» **Exercise brief**
Search the records below for the word "televízora". Pull out each line that has it.

» **Stored rows**

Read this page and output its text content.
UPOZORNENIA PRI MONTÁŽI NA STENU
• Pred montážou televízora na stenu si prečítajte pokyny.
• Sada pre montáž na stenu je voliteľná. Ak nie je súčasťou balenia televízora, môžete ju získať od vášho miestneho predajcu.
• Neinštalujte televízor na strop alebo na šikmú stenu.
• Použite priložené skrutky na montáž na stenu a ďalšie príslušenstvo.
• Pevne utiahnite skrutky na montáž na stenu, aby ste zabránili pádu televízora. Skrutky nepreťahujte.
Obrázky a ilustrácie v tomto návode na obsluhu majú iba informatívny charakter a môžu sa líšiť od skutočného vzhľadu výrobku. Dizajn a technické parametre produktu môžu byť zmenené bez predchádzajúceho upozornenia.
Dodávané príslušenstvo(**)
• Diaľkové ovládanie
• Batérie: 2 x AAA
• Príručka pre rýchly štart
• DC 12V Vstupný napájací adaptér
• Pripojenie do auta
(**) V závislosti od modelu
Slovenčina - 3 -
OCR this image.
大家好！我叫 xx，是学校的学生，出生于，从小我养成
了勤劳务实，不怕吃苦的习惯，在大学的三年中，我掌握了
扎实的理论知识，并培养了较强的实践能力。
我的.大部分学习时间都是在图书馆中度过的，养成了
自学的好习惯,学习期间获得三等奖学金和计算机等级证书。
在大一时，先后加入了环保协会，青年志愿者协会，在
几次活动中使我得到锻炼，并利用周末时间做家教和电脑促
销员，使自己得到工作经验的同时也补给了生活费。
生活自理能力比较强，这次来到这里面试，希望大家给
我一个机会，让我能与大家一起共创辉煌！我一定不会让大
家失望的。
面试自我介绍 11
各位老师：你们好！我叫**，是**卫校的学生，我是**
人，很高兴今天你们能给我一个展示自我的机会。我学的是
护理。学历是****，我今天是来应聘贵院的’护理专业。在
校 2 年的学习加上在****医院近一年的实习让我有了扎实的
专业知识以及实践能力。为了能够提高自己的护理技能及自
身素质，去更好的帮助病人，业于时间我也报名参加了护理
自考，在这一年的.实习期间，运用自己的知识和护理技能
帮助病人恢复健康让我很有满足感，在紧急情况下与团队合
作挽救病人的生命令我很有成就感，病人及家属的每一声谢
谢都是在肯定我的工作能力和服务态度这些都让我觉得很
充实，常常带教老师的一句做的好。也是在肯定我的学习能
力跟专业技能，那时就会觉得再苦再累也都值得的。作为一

» **Solution for this exercise**
• Pred montážou televízora na stenu si prečítajte pokyny.
• Sada pre montáž na stenu je voliteľná. Ak nie je súčasťou balenia televízora, môžete ju získať od vášho miestneho predajcu.
• Pevne utiahnite skrutky na montáž na stenu, aby ste zabránili pádu televízora. Skrutky nepreťahujte.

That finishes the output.